Extracted records
--

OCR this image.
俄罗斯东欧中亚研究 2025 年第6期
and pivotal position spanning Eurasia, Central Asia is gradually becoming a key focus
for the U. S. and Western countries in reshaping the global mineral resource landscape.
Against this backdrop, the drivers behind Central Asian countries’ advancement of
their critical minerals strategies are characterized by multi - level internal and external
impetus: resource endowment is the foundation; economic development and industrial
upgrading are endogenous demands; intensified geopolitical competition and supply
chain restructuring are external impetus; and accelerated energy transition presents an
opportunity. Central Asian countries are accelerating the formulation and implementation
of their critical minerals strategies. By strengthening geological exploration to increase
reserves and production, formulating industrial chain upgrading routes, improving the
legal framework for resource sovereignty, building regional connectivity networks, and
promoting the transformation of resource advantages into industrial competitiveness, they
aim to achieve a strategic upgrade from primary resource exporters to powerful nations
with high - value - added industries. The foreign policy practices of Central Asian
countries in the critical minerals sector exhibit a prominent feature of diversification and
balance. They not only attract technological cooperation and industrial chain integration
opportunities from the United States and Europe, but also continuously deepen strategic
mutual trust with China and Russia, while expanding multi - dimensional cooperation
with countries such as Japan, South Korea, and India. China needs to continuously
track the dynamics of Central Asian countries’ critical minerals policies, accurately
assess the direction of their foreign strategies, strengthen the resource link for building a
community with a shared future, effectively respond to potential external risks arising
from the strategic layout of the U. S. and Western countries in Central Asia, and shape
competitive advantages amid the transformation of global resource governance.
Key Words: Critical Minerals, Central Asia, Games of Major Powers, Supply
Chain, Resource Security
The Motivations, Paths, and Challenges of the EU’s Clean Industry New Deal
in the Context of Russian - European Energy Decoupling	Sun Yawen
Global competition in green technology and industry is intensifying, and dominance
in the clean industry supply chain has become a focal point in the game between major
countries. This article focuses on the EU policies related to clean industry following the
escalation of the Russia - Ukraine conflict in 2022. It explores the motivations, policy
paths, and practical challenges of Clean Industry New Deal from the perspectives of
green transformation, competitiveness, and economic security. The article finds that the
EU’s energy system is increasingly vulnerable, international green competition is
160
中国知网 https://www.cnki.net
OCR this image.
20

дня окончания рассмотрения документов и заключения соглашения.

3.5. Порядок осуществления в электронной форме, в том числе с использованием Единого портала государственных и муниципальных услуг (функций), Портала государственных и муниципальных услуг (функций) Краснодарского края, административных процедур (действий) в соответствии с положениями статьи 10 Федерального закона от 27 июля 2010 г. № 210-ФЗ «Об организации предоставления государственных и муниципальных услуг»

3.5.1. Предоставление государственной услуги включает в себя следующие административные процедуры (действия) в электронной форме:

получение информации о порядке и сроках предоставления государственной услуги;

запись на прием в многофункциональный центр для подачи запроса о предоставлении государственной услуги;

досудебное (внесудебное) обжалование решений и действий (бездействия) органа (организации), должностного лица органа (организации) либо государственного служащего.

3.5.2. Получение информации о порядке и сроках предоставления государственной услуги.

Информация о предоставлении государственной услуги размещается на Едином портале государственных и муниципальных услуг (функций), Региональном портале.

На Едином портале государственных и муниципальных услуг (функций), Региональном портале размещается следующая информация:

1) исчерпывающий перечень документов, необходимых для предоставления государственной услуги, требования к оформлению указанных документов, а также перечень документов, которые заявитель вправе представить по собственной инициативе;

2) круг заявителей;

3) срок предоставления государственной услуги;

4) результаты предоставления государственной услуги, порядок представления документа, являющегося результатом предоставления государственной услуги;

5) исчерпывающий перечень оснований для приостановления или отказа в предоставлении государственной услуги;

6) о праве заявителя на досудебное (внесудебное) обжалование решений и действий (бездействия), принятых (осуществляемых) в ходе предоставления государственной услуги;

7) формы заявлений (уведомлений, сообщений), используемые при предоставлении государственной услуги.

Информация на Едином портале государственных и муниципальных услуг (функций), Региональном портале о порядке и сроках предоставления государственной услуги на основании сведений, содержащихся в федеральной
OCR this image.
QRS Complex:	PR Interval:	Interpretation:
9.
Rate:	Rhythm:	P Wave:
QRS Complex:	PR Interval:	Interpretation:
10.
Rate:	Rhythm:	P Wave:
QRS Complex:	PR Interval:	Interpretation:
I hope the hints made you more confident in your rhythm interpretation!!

--

Stated task ▸ Looking at the data above, show all lines where the word "external" occurs.

Task answer ▸
their critical minerals strategies are characterized by multi - level internal and external
chain restructuring are external impetus; and accelerated energy transition presents an
community with a shared future, effectively respond to potential external risks arising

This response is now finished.